### Provided passage
Aquinas provides a useful taxonomy of curiositas, which he divides into four categories: (i) zeal for the useless, e.g., love poetry; (ii) interest in the illicit, e.g., fortune telling or superstition; (iii) desire for knowledge of creatures without reference to their end in God; and (iv) interest in what is beyond our capacity to know. By contrast, says Pihas, “studiositas is thoughtfulness about the appetite for knowledge. Note too that Aquinas was actually attempting to save philosophy, and particularly the new studies of the recently rediscovered Aristotle, from the censorship of the Church, which had been suspicious of new ideas since Augustine’s condemnation of philosophy as a distraction from theology.

While I certainly don’t subscribe to Aquinas’ specific classification, nor do I feel bound to agree with Seneca just because I am a Stoic, the basic idea does seem sound to me. There are things that are worth pursuing and others that are useless or even dangerously distracting. And since we all have limited time and resources available, it is wise to keep that distinction in mind.

Here is another insightful commentary by Pihas: “What binds play and the desire for knowledge, and what makes both dangerous, is the idleness from which they may originate. Both curiositas and excessive play are daughters of acedia … [which] may be translated as ‘sloth’ or sometimes as ‘despair,’ but it borders on the modern meanings of boredom and melancholy. It is potentially nihilistic … it is an appetite for nothing.”

There is much to chew on here, but again I do not want the reader to be left with an impression of general anti-intellectualism, which would be a bizarre thing to attribute to intellectual giants like Seneca, Dante, and Aquinas. Ultimately, each of us will need to use practical wisdom to determine where the line lies, in our life and experience, between curiositas and studiositas. And it is up to us individually to navigate it in pursuit of a eudaimonic life.

It seems fit, however, to conclude with the lines from Inferno 26 that so inspired me when I was a teenager and read them for the first time. It’s Ulysses’ speech to his comrades, to convince them to follow him to the limits of the known world:

“O my brothers, who have reached the west, through a thousand dangers, do not deny the brief vigil, your senses have left to them, experience of the unpopulated world beyond the Sun. Consider your origin: you were not made to live like brutes, but to follow virtue and knowledge.” Virtue and knowledge indeed.

### Actions to take
1: Answer these questions using the curiositas passage:
(a) Into how many categories does Aquinas divide curiositas?
(b) According to Pihas, what are curiositas and excessive play both daughters of?
(c) Whose speech from Inferno 26 closes the curiositas passage?
2: Retype the curiositas passage from "Here is another" up to and including "a eudaimonic life.".
3: Carry on the curiositas passage from its final sentence.

### Stored records
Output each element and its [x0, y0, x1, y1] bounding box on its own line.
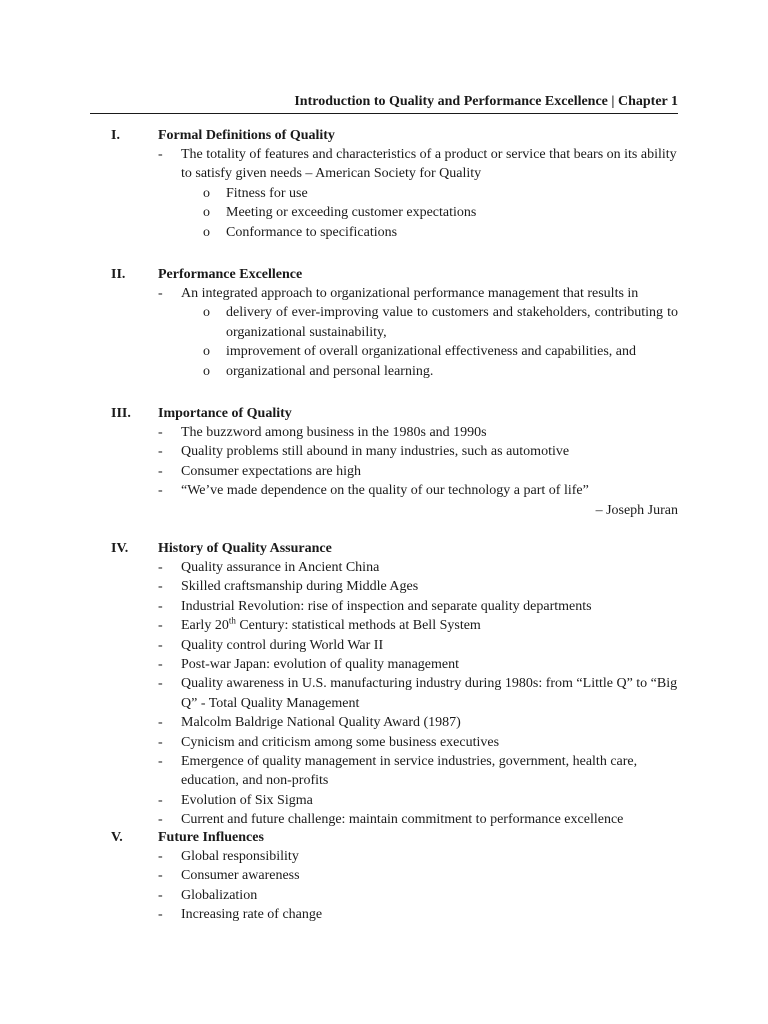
dash-bullet: -	[158, 444, 163, 460]
list-item	[0, 442, 678, 461]
sub-list-item	[0, 203, 678, 222]
list-item	[0, 597, 678, 616]
list-item-text: Increasing rate of change	[181, 907, 323, 923]
section-heading	[0, 265, 768, 284]
section-title: Performance Excellence	[158, 267, 303, 282]
list-item	[0, 752, 678, 791]
list-item	[0, 577, 678, 596]
list-item	[0, 791, 678, 810]
dash-bullet: -	[158, 715, 163, 731]
list-item-text: An integrated approach to organizational performance management that results in	[181, 286, 639, 301]
circle-bullet: o	[203, 344, 210, 360]
quote-attribution: – Joseph Juran	[595, 502, 678, 518]
circle-bullet: o	[203, 205, 210, 221]
sub-list-item-text: delivery of ever-improving value to customers and stakeholders, contributing to organizational sustainability,	[226, 305, 678, 340]
circle-bullet: o	[203, 185, 210, 201]
sub-list-item-text: Fitness for use	[226, 185, 308, 201]
dash-bullet: -	[158, 560, 163, 575]
dash-bullet: -	[158, 734, 163, 750]
sub-list-item	[0, 303, 678, 342]
dash-bullet: -	[158, 887, 163, 903]
section-numeral: III.	[111, 406, 131, 421]
ordinal-superscript: th	[228, 615, 236, 626]
section-history-of-quality-assurance	[0, 539, 768, 830]
quote-text: “We’ve made dependence on the quality of our technology a part of life”	[181, 483, 589, 499]
dash-bullet: -	[158, 637, 163, 653]
circle-bullet: o	[203, 363, 210, 379]
dash-bullet: -	[158, 598, 163, 614]
list-item-text: Consumer awareness	[181, 868, 300, 884]
list-item	[0, 145, 678, 184]
list-item	[0, 810, 678, 829]
dash-bullet: -	[158, 907, 163, 923]
list-item	[0, 423, 678, 442]
dash-bullet: -	[158, 579, 163, 595]
sub-list-item	[0, 184, 678, 203]
section-heading	[0, 404, 768, 423]
section-heading	[0, 828, 768, 847]
list-item	[0, 674, 678, 713]
list-item	[0, 886, 678, 905]
list-item-text: Industrial Revolution: rise of inspection and separate quality departments	[181, 598, 592, 614]
dash-bullet: -	[158, 657, 163, 673]
list-item	[0, 481, 678, 500]
list-item-text: Cynicism and criticism among some business executives	[181, 734, 500, 750]
section-formal-definitions	[0, 126, 768, 242]
list-item	[0, 462, 678, 481]
list-item-text: Skilled craftsmanship during Middle Ages	[181, 579, 419, 595]
section-title: History of Quality Assurance	[158, 541, 332, 556]
list-item-text: Malcolm Baldrige National Quality Award (1987)	[181, 715, 461, 731]
sub-list-item	[0, 342, 678, 361]
list-item-text: Global responsibility	[181, 849, 299, 864]
section-title: Importance of Quality	[158, 406, 292, 421]
dash-bullet: -	[158, 868, 163, 884]
dash-bullet: -	[158, 463, 163, 479]
section-future-influences	[0, 828, 768, 925]
page-header: Introduction to Quality and Performance Excellence | Chapter 1	[90, 93, 678, 114]
list-item	[0, 713, 678, 732]
list-item-text: Quality control during World War II	[181, 637, 384, 653]
section-title: Formal Definitions of Quality	[158, 128, 335, 143]
dash-bullet: -	[158, 676, 163, 692]
dash-bullet: -	[158, 849, 163, 864]
sub-list-item	[0, 223, 678, 242]
section-heading	[0, 539, 768, 558]
sub-list-item-text: improvement of overall organizational effectiveness and capabilities, and	[226, 344, 636, 360]
sub-list-item-text: Conformance to specifications	[226, 224, 398, 240]
list-item	[0, 558, 678, 577]
section-numeral: II.	[111, 267, 126, 282]
list-item-text: Current and future challenge: maintain commitment to performance excellence	[181, 812, 624, 828]
section-heading	[0, 126, 768, 145]
dash-bullet: -	[158, 286, 163, 301]
sub-list-item	[0, 362, 678, 381]
dash-bullet: -	[158, 792, 163, 808]
early-century-prefix: Early 20	[181, 618, 229, 634]
sub-list-item-text: organizational and personal learning.	[226, 363, 434, 379]
circle-bullet: o	[203, 224, 210, 240]
dash-bullet: -	[158, 618, 163, 634]
dash-bullet: -	[158, 147, 163, 162]
section-numeral: V.	[111, 830, 123, 845]
list-item-text: The totality of features and characteristics of a product or service that bears on its ability to satisfy given needs – American Society for Quality	[181, 147, 677, 182]
list-item	[0, 847, 678, 866]
list-item-text: Quality awareness in U.S. manufacturing industry during 1980s: from “Little Q” to “Big Q” - Total Quality Management	[181, 676, 678, 711]
list-item-text: Consumer expectations are high	[181, 463, 362, 479]
list-item	[0, 905, 678, 924]
list-item	[0, 733, 678, 752]
sub-list-item-text: Meeting or exceeding customer expectations	[226, 205, 477, 221]
list-item-text	[181, 615, 481, 634]
section-title: Future Influences	[158, 830, 264, 845]
dash-bullet: -	[158, 812, 163, 828]
dash-bullet: -	[158, 483, 163, 499]
section-numeral: IV.	[111, 541, 129, 556]
early-century-suffix: Century: statistical methods at Bell System	[235, 618, 481, 634]
list-item	[0, 284, 678, 303]
list-item-text: Globalization	[181, 887, 258, 903]
circle-bullet: o	[203, 305, 210, 321]
list-item-text: The buzzword among business in the 1980s and 1990s	[181, 425, 487, 440]
section-numeral: I.	[111, 128, 120, 143]
section-performance-excellence	[0, 265, 768, 381]
dash-bullet: -	[158, 754, 163, 770]
list-item-text: Quality problems still abound in many industries, such as automotive	[181, 444, 570, 460]
list-item	[0, 616, 678, 635]
section-importance-of-quality	[0, 404, 768, 520]
list-item	[0, 655, 678, 674]
list-item	[0, 636, 678, 655]
list-item-text: Post-war Japan: evolution of quality management	[181, 657, 459, 673]
list-item	[0, 866, 678, 885]
list-item-text: Emergence of quality management in service industries, government, health care, education, and non-profits	[181, 754, 638, 789]
dash-bullet: -	[158, 425, 163, 440]
list-item-text: Evolution of Six Sigma	[181, 792, 313, 808]
list-item-text: Quality assurance in Ancient China	[181, 560, 380, 575]
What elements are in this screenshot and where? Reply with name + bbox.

### Per-task answers
1:
(a) Four
(b) Acedia
(c) Ulysses'

2:
Here is another insightful commentary by Pihas: “What binds play and the desire for knowledge, and what makes both dangerous, is the idleness from which they may originate. Both curiositas and excessive play are daughters of acedia … [which] may be translated as ‘sloth’ or sometimes as ‘despair,’ but it borders on the modern meanings of boredom and melancholy. It is potentially nihilistic … it is an appetite for nothing.”

There is much to chew on here, but again I do not want the reader to be left with an impression of general anti-intellectualism, which would be a bizarre thing to attribute to intellectual giants like Seneca, Dante, and Aquinas. Ultimately, each of us will need to use practical wisdom to determine where the line lies, in our life and experience, between curiositas and studiositas. And it is up to us individually to navigate it in pursuit of a eudaimonic life.

3:
Odysseus and the Epicureans

Odysseus between Scylla and Charybdis

Odysseus was one of the classic role models for the Stoics. And he was my favorite mythological hero when I was a kid. Both excellent reasons for this mini-series on the legendary Greek hero and how he has been interpreted through the lenses of a number of Hellenistic philosophies. These notes are based on my reading of the excellent From Villain to Hero: Odysseus in Ancient Thought, by Silvia Montiglio. We have looked at how the Cynics and the Stoics tackled the question of Odysseus, and it is now the turn of the Epicureans. I am skipping Montiglio’s treatment of the Platonists, but I will conclude next time with a jump forward in time, to Dante’s take on Ulysses in the Divine Comedy, where Cato the Younger — another Stoic role model — is also featured, as the only pagan outside of Hell.

Montiglio begins the chapter with Heraclitus’ famous accusation that Epicurus used Odysseus’ praise of feasting and singing to further his nefarious philosophy: “What Odysseus said falsely, unwisely, and hypocritically at the court of Alcinous, Epicurus pronounces as the goal of life, and claims to be speaking the truth.” But this doesn’t make much sense once we consider that the Epicureans’ praise of pleasure was not at all concerned with feasting and singing as if there were no tomorrow: “the kind of pleasure Epicurus deems the end of life is a permanent repose of the mind (‘katastematic’ pleasure), not the enjoyment derived from pleasurable activities (‘kinematic’ pleasure).”

Indeed, Montiglio adds, the only Epicurean author of which we have inherited a direct treatment of Odysseus is the Syrian Philodemus, who actually mocks the Greek hero “for his bottomless belly”: “By dissociating his Epicurean value-system from Odysseus’ parasitic hunger, Philodemus strongly suggests that Odysseus’ supposed hedonism was targeted by opponents of Epicureanism as evidence for the ‘shamefulness’ of that doctrine, rather than being exploited by the Epicureans themselves to defend it.”

Turns out, it is the Stoic Seneca who probably correctly described the Epicurean take on Odysseus’ stories, when he pointed out that the Epicureans “praised the condition of a state at peace” in their treatment of the episode in which Odysseus arrives in the country of the Phaeacians.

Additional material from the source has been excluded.